### WHAT TO WORK ON
Please answer from the methodology text below: which sources gave access to the discursive conditions of soybean agriculture in Uruguay?

### TEXT SECTION

My methodological strategy for the analysis of the data is based on an articulation of Pierre Bourdieu’s approach to symbolic systems and Eliseo Verón’s approach to discourse analysis. As Verón (1993) states, other discourses are always the “conditions of production” of a discourse. For Verón, discourse analysis begins from the produced meaning: “the crystallized fragments of the social production of meaning” (Verón, 1993). The researcher needs to look for the footprints of the discursive conditions in the produced meaning. In this sense, institutional documents, newspapers’ reports and interviews offered me access to the discursive conditions of soybean agriculture in Uruguay.

Verón understands the discursive process as the creation of meaning through the association or exclusion of different “themes” (Verón, 1993): that is, topics that organize and dramatize the discourse. In this line, the researcher need to analyze how individuals make use and exclude certain themes, creating their own opinions (Phillips and Jörgensen, 2002: 67). In other words, social actors construct their discursive position-takings by articulating in their discourse different “themes” and confronting the latter with the themes developed by other actors.

### DATA SHOWN
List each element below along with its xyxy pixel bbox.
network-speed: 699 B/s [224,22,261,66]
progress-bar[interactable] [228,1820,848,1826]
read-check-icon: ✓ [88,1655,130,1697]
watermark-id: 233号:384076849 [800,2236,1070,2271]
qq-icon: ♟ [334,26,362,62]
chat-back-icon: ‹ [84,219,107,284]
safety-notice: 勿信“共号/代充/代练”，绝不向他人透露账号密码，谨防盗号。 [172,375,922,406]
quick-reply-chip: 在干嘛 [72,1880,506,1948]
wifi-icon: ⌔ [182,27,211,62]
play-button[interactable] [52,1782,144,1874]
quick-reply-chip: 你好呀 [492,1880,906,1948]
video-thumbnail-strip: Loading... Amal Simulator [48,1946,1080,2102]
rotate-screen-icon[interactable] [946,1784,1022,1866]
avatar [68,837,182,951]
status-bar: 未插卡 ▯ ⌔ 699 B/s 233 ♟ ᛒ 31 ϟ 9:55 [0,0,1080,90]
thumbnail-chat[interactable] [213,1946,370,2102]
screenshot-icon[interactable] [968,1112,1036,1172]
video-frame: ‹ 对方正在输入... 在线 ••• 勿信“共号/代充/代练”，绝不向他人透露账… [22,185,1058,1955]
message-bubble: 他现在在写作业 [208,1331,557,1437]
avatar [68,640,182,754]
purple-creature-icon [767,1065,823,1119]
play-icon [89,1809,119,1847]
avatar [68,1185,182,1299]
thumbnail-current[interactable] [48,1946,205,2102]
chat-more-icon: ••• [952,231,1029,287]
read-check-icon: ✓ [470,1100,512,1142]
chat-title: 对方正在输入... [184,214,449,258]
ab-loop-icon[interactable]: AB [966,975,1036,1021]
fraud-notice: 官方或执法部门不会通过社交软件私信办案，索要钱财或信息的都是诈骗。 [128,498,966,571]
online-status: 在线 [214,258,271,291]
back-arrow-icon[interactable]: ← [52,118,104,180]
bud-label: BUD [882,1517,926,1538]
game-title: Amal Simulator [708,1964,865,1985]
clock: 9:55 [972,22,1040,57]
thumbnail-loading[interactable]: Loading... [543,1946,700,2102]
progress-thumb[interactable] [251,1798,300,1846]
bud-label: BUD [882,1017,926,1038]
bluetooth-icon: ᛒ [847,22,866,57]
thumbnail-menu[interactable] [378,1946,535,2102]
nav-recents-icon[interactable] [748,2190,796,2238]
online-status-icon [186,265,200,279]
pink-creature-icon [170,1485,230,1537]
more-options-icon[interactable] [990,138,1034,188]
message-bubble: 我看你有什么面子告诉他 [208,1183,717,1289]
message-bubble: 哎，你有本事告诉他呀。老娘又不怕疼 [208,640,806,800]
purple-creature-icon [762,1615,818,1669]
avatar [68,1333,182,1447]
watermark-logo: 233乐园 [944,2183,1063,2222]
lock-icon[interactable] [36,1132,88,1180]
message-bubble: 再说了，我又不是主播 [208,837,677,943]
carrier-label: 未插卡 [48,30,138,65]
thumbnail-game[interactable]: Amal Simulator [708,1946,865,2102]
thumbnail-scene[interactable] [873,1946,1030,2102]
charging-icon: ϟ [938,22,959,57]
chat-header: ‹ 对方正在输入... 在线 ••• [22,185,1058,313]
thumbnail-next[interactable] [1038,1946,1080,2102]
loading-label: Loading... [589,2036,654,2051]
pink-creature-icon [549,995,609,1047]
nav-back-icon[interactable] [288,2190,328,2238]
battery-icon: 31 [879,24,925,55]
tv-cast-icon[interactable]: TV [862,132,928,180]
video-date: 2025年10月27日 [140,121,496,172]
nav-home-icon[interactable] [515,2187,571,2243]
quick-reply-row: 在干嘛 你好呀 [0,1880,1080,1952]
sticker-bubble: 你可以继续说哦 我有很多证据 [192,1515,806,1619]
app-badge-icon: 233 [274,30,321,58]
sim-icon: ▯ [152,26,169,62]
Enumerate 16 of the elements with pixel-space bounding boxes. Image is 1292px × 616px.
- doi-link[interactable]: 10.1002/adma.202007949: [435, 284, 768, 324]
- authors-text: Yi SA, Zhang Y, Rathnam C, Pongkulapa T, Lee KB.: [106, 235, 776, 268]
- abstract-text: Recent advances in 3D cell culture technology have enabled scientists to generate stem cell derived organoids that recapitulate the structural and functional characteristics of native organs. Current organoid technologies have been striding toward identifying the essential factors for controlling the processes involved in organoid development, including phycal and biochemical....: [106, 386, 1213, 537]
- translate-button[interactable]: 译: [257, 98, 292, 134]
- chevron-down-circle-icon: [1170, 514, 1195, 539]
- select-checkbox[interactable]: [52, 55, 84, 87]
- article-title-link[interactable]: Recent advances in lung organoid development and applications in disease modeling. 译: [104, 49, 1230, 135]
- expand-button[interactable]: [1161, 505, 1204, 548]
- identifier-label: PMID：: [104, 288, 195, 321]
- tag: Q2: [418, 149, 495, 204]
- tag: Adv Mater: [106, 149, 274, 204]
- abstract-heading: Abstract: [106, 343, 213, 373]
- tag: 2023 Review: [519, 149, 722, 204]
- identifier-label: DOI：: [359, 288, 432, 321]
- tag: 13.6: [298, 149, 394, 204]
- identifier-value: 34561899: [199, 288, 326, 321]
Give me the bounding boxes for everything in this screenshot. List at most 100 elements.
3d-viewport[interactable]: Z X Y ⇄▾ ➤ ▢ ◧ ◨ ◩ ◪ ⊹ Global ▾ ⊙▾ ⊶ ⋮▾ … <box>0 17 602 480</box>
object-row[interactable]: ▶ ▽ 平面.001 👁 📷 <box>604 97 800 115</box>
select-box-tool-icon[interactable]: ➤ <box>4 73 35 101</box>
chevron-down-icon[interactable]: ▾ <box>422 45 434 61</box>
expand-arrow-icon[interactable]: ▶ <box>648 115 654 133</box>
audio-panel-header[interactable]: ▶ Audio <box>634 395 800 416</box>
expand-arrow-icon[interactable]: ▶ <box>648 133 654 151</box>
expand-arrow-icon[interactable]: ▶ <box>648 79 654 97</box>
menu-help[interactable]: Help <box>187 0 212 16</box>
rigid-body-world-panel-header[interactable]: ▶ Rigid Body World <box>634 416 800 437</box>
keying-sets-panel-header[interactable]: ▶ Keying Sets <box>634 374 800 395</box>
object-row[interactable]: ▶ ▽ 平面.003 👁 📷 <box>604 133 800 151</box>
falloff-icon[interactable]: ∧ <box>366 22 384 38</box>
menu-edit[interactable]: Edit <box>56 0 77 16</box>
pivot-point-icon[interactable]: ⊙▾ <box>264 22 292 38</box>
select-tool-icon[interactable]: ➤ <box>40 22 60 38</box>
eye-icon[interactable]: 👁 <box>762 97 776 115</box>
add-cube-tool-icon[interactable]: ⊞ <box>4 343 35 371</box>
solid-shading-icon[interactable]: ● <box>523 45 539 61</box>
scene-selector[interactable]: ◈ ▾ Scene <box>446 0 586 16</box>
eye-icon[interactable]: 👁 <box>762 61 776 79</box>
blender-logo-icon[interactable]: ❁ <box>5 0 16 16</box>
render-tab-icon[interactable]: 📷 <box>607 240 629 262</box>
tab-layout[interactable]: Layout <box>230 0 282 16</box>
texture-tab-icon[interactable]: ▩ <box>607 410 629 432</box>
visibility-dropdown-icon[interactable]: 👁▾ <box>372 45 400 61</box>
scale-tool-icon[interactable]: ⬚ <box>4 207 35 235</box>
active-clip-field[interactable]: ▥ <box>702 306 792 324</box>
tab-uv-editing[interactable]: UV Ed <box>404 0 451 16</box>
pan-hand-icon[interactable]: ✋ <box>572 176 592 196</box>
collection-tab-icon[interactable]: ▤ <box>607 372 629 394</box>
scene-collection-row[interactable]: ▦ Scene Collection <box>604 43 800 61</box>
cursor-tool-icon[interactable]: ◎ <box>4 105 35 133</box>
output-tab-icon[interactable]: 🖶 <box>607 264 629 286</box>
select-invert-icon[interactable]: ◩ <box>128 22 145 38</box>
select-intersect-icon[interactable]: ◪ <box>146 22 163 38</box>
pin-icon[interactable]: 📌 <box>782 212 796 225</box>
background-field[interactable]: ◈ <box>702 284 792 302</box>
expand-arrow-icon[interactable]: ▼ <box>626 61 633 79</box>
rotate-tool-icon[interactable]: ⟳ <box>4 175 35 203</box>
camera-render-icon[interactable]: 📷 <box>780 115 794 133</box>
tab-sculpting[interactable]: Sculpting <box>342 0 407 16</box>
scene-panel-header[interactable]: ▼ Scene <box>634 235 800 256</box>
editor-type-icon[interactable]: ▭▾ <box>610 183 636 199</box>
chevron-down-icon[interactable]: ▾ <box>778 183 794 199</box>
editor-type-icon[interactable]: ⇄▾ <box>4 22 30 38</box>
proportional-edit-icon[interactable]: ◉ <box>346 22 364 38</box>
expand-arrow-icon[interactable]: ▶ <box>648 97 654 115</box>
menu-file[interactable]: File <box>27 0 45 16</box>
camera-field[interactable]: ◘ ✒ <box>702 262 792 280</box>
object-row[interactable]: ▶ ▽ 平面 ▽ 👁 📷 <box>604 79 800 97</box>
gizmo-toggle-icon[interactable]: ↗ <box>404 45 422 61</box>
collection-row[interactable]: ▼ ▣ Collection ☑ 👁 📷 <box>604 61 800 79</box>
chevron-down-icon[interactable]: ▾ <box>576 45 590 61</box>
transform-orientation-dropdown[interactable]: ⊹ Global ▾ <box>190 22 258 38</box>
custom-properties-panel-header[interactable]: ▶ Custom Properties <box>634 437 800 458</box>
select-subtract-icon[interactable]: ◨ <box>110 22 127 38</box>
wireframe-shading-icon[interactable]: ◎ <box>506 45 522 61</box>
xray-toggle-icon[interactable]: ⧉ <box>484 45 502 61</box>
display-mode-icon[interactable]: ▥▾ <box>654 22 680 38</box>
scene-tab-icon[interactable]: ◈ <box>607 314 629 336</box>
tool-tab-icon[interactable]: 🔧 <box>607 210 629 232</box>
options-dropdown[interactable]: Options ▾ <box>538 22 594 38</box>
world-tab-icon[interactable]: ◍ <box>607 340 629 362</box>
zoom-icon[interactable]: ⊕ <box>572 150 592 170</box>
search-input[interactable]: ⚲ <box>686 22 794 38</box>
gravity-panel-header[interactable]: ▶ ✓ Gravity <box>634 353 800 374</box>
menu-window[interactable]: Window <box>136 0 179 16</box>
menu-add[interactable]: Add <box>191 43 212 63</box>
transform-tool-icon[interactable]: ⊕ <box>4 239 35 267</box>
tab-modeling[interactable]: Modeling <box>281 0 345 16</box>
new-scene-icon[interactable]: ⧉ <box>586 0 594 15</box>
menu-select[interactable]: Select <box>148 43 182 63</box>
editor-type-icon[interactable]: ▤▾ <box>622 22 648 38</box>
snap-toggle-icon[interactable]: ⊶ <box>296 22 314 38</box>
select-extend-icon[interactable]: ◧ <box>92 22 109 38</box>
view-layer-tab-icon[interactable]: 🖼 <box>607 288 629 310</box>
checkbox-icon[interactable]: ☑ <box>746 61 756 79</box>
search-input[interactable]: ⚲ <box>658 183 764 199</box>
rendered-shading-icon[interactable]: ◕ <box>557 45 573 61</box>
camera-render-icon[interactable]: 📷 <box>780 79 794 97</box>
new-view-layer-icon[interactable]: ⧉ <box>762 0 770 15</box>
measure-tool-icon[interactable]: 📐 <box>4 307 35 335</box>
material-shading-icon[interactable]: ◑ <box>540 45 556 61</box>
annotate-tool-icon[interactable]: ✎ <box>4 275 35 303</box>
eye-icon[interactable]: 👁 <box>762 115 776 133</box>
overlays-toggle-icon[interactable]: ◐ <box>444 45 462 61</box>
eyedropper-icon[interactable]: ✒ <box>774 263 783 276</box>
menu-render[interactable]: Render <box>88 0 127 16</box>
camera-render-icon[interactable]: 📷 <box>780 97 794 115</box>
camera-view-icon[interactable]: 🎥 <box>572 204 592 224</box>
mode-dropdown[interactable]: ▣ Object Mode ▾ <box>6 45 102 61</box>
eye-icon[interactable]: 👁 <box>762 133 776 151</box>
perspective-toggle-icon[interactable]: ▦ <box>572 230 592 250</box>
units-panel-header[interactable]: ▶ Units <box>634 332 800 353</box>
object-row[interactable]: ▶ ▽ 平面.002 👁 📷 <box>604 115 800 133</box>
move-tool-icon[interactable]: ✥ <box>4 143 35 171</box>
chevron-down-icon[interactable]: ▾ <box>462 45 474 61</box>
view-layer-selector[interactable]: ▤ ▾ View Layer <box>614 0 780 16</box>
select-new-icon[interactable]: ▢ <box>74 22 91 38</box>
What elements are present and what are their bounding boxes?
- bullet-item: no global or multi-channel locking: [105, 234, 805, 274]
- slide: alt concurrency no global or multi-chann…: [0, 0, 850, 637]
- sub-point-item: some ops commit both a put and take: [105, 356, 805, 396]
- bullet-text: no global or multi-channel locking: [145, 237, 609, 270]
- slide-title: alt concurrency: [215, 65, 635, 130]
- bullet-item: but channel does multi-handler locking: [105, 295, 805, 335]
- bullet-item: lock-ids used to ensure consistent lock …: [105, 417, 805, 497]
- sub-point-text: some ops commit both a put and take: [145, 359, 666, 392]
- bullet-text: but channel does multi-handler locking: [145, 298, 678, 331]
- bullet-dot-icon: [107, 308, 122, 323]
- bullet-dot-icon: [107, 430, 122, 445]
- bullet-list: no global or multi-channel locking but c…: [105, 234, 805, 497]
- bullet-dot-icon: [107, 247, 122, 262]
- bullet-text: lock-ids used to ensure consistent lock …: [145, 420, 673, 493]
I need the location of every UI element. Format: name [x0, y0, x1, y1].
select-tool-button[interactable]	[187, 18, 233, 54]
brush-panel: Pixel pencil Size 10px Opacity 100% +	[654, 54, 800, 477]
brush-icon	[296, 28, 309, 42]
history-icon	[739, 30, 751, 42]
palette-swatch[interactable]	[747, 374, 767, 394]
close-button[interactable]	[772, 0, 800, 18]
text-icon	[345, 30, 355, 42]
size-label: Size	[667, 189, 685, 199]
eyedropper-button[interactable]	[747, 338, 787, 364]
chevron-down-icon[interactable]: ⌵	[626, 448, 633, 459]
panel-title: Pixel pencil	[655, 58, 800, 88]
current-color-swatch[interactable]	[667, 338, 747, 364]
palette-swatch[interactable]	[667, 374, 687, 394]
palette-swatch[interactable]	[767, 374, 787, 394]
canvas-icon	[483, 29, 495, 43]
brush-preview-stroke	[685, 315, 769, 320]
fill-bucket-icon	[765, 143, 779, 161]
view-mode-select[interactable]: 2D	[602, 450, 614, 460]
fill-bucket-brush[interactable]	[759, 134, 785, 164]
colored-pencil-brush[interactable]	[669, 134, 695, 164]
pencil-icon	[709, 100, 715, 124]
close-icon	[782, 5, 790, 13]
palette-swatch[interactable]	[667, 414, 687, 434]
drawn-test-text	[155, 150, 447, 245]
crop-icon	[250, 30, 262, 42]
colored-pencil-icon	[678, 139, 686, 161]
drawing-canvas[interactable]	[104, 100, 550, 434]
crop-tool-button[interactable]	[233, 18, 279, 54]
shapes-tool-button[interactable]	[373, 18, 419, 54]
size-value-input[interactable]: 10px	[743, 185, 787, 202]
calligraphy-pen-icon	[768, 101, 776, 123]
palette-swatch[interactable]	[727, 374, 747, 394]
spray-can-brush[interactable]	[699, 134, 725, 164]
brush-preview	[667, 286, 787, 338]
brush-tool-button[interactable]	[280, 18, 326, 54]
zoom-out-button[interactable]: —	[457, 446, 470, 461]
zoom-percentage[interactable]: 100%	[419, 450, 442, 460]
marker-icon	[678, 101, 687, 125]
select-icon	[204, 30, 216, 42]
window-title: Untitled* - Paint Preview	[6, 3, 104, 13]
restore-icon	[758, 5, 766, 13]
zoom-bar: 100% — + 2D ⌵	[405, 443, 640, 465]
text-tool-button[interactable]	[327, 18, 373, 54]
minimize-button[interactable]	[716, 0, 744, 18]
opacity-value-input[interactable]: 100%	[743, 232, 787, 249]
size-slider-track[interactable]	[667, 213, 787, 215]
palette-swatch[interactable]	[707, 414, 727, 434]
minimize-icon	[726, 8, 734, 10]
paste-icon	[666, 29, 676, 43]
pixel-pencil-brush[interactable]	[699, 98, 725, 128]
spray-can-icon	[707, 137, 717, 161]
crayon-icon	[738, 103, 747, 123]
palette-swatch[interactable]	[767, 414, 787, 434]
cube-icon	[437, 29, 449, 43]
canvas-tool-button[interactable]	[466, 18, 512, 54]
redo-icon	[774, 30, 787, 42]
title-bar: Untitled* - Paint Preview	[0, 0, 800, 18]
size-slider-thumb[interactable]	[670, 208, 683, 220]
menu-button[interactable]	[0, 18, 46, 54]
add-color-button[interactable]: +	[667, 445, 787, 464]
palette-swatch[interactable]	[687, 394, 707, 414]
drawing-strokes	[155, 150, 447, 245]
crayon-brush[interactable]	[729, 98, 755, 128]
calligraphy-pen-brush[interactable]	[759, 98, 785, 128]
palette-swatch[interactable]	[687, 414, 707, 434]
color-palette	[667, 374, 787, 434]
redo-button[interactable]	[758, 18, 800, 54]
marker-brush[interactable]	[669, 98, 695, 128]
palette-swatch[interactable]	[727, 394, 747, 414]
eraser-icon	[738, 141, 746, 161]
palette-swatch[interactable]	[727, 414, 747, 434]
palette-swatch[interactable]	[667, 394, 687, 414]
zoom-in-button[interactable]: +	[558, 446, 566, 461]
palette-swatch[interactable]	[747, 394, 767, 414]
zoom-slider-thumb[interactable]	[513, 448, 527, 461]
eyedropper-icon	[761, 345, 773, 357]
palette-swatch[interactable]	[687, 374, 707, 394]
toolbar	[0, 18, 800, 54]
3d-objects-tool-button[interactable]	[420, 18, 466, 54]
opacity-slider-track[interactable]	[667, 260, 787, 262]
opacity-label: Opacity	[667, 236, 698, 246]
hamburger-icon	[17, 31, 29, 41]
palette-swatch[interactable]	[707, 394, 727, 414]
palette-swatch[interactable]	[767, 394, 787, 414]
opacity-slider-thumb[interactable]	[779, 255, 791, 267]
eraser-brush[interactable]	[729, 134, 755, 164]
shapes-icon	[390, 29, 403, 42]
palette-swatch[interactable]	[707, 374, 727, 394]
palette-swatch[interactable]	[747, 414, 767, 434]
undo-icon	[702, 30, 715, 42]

### RESPONSE TO THE EXERCISE
Institutional documents, newspapers' reports and interviews.